A block of data:

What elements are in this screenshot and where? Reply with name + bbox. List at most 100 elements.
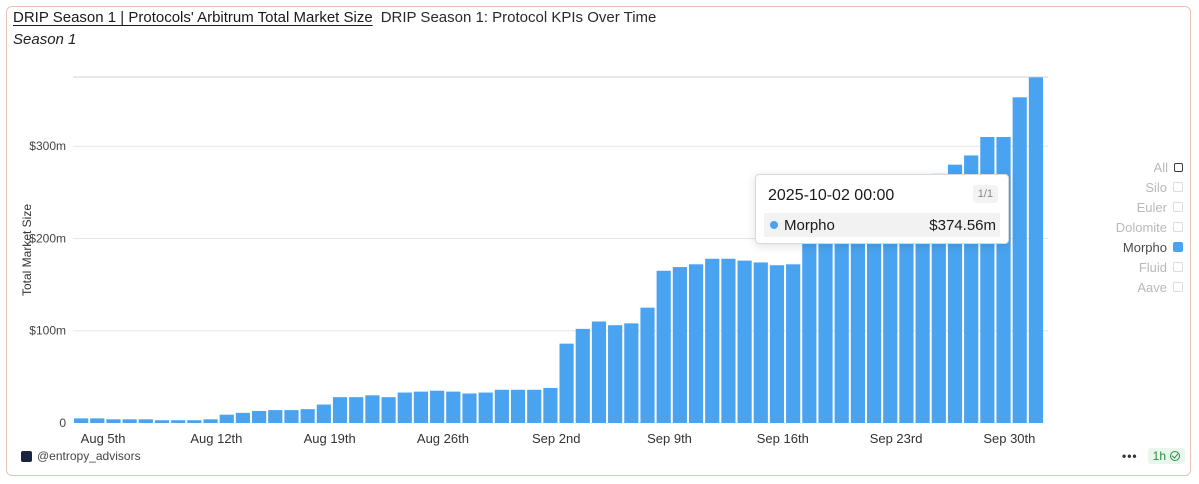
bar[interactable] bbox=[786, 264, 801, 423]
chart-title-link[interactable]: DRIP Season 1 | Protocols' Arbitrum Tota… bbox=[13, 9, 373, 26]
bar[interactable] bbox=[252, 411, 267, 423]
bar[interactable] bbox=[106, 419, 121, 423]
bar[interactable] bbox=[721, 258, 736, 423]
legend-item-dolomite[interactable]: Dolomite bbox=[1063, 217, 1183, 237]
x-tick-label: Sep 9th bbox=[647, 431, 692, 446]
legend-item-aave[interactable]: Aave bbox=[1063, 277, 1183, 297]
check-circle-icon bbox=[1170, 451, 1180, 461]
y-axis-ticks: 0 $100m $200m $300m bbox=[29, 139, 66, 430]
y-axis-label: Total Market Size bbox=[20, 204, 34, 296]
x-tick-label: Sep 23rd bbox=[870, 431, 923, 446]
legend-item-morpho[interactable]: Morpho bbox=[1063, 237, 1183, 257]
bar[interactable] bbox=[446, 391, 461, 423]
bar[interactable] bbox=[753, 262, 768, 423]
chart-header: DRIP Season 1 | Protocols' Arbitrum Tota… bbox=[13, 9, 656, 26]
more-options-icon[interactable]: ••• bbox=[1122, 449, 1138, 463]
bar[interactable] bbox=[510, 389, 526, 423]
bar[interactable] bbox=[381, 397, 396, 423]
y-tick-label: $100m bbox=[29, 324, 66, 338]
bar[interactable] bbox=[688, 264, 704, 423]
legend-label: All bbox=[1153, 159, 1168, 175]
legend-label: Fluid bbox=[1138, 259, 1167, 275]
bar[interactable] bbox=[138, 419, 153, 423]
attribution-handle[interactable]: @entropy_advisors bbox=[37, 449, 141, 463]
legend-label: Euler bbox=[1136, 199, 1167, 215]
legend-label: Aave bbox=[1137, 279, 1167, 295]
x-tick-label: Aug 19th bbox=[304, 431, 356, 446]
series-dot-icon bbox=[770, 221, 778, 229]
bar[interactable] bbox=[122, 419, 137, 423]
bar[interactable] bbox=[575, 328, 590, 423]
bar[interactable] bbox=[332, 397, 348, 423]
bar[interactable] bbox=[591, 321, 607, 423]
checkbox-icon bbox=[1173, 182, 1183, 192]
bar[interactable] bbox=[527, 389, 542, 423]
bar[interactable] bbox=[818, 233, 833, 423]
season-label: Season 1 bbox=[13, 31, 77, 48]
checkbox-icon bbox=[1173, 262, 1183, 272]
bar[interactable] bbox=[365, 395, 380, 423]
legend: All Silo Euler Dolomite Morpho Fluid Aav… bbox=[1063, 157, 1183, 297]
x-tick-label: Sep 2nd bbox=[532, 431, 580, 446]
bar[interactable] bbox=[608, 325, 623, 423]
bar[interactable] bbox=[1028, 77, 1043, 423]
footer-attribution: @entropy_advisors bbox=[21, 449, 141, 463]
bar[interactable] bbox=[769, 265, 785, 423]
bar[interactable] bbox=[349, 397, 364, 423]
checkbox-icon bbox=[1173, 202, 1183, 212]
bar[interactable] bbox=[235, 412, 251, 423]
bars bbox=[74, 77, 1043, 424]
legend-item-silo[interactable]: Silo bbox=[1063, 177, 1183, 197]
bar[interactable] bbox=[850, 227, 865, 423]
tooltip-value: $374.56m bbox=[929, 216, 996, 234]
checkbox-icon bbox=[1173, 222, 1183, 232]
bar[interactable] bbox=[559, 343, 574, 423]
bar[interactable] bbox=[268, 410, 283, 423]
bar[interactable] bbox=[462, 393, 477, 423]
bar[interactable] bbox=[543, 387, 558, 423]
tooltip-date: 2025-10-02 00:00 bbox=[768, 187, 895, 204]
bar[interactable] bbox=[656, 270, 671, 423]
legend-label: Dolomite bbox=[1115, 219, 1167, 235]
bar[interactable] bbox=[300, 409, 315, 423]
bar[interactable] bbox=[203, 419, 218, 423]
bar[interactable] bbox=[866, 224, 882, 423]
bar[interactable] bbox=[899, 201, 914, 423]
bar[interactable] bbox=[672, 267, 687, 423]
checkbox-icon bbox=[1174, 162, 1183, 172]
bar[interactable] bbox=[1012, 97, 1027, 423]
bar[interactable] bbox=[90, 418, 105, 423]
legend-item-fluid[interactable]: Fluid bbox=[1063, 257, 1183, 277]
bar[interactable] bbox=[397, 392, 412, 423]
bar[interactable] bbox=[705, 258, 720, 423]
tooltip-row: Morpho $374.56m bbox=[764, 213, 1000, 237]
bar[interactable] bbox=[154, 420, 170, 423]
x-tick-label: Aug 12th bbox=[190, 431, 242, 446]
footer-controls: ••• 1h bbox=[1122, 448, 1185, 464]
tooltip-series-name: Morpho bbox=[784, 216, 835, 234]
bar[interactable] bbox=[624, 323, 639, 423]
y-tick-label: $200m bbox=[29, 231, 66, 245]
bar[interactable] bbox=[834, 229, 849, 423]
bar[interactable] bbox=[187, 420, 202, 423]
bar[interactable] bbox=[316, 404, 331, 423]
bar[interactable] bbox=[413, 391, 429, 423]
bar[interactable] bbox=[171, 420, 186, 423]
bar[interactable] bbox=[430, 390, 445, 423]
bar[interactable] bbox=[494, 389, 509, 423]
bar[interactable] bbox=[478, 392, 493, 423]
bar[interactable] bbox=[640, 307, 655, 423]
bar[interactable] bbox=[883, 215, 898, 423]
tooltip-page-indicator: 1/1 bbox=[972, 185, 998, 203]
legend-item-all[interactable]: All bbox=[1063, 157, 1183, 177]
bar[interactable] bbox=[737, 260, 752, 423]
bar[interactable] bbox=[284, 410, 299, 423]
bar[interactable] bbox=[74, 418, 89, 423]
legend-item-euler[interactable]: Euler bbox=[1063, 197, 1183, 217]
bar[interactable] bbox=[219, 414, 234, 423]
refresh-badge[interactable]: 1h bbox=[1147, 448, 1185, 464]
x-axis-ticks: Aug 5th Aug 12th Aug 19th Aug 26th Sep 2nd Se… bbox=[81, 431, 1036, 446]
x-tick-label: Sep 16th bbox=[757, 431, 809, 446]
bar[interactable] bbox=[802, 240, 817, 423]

**What the task asks**
Reproduce the records above verbatim, omitting the pictures.

**Written solution**
What elements are in this screenshot and where? Reply with name + bbox. List at most 100 elements.
bar[interactable] bbox=[786, 264, 801, 423]
chart-title-link[interactable]: DRIP Season 1 | Protocols' Arbitrum Tota… bbox=[13, 9, 373, 26]
bar[interactable] bbox=[252, 411, 267, 423]
bar[interactable] bbox=[106, 419, 121, 423]
bar[interactable] bbox=[721, 258, 736, 423]
legend-item-dolomite[interactable]: Dolomite bbox=[1063, 217, 1183, 237]
x-tick-label: Sep 9th bbox=[647, 431, 692, 446]
legend-item-aave[interactable]: Aave bbox=[1063, 277, 1183, 297]
check-circle-icon bbox=[1170, 451, 1180, 461]
y-axis-ticks: 0 $100m $200m $300m bbox=[29, 139, 66, 430]
y-axis-label: Total Market Size bbox=[20, 204, 34, 296]
x-tick-label: Sep 23rd bbox=[870, 431, 923, 446]
legend-item-morpho[interactable]: Morpho bbox=[1063, 237, 1183, 257]
bar[interactable] bbox=[446, 391, 461, 423]
bar[interactable] bbox=[753, 262, 768, 423]
chart-header: DRIP Season 1 | Protocols' Arbitrum Tota… bbox=[13, 9, 656, 26]
more-options-icon[interactable]: ••• bbox=[1122, 449, 1138, 463]
bar[interactable] bbox=[510, 389, 526, 423]
bar[interactable] bbox=[381, 397, 396, 423]
y-tick-label: $100m bbox=[29, 324, 66, 338]
bar[interactable] bbox=[688, 264, 704, 423]
legend-label: All bbox=[1153, 159, 1168, 175]
legend-label: Fluid bbox=[1138, 259, 1167, 275]
bar[interactable] bbox=[138, 419, 153, 423]
attribution-handle[interactable]: @entropy_advisors bbox=[37, 449, 141, 463]
legend-label: Euler bbox=[1136, 199, 1167, 215]
legend-label: Aave bbox=[1137, 279, 1167, 295]
x-tick-label: Aug 19th bbox=[304, 431, 356, 446]
series-dot-icon bbox=[770, 221, 778, 229]
bar[interactable] bbox=[122, 419, 137, 423]
bar[interactable] bbox=[575, 328, 590, 423]
bar[interactable] bbox=[332, 397, 348, 423]
bar[interactable] bbox=[591, 321, 607, 423]
checkbox-icon bbox=[1173, 182, 1183, 192]
bar[interactable] bbox=[527, 389, 542, 423]
bar[interactable] bbox=[818, 233, 833, 423]
season-label: Season 1 bbox=[13, 31, 77, 48]
checkbox-icon bbox=[1173, 262, 1183, 272]
bar[interactable] bbox=[365, 395, 380, 423]
legend: All Silo Euler Dolomite Morpho Fluid Aav… bbox=[1063, 157, 1183, 297]
x-tick-label: Sep 2nd bbox=[532, 431, 580, 446]
bar[interactable] bbox=[608, 325, 623, 423]
bar[interactable] bbox=[1028, 77, 1043, 423]
footer-attribution: @entropy_advisors bbox=[21, 449, 141, 463]
bar[interactable] bbox=[769, 265, 785, 423]
bar[interactable] bbox=[349, 397, 364, 423]
checkbox-icon bbox=[1173, 202, 1183, 212]
bar[interactable] bbox=[235, 412, 251, 423]
bars bbox=[74, 77, 1043, 424]
legend-item-silo[interactable]: Silo bbox=[1063, 177, 1183, 197]
bar[interactable] bbox=[850, 227, 865, 423]
tooltip-value: $374.56m bbox=[929, 216, 996, 234]
checkbox-icon bbox=[1173, 222, 1183, 232]
bar[interactable] bbox=[559, 343, 574, 423]
bar[interactable] bbox=[268, 410, 283, 423]
bar[interactable] bbox=[462, 393, 477, 423]
bar[interactable] bbox=[543, 387, 558, 423]
tooltip-date: 2025-10-02 00:00 bbox=[768, 187, 895, 204]
bar[interactable] bbox=[656, 270, 671, 423]
legend-label: Dolomite bbox=[1115, 219, 1167, 235]
bar[interactable] bbox=[300, 409, 315, 423]
bar[interactable] bbox=[203, 419, 218, 423]
bar[interactable] bbox=[866, 224, 882, 423]
bar[interactable] bbox=[899, 201, 914, 423]
bar[interactable] bbox=[672, 267, 687, 423]
checkbox-icon bbox=[1174, 162, 1183, 172]
bar[interactable] bbox=[1012, 97, 1027, 423]
bar[interactable] bbox=[90, 418, 105, 423]
legend-item-fluid[interactable]: Fluid bbox=[1063, 257, 1183, 277]
bar[interactable] bbox=[397, 392, 412, 423]
bar[interactable] bbox=[705, 258, 720, 423]
tooltip-row: Morpho $374.56m bbox=[764, 213, 1000, 237]
bar[interactable] bbox=[154, 420, 170, 423]
x-tick-label: Aug 12th bbox=[190, 431, 242, 446]
footer-controls: ••• 1h bbox=[1122, 448, 1185, 464]
tooltip-series-name: Morpho bbox=[784, 216, 835, 234]
bar[interactable] bbox=[624, 323, 639, 423]
y-tick-label: $200m bbox=[29, 231, 66, 245]
bar[interactable] bbox=[834, 229, 849, 423]
bar[interactable] bbox=[187, 420, 202, 423]
bar[interactable] bbox=[316, 404, 331, 423]
bar[interactable] bbox=[413, 391, 429, 423]
bar[interactable] bbox=[171, 420, 186, 423]
bar[interactable] bbox=[430, 390, 445, 423]
bar[interactable] bbox=[494, 389, 509, 423]
bar[interactable] bbox=[478, 392, 493, 423]
bar[interactable] bbox=[640, 307, 655, 423]
bar[interactable] bbox=[883, 215, 898, 423]
tooltip-page-indicator: 1/1 bbox=[972, 185, 998, 203]
legend-item-all[interactable]: All bbox=[1063, 157, 1183, 177]
bar[interactable] bbox=[737, 260, 752, 423]
bar[interactable] bbox=[284, 410, 299, 423]
bar[interactable] bbox=[74, 418, 89, 423]
legend-item-euler[interactable]: Euler bbox=[1063, 197, 1183, 217]
bar[interactable] bbox=[219, 414, 234, 423]
refresh-badge[interactable]: 1h bbox=[1147, 448, 1185, 464]
x-axis-ticks: Aug 5th Aug 12th Aug 19th Aug 26th Sep 2nd Se… bbox=[81, 431, 1036, 446]
x-tick-label: Sep 16th bbox=[757, 431, 809, 446]
bar[interactable] bbox=[802, 240, 817, 423]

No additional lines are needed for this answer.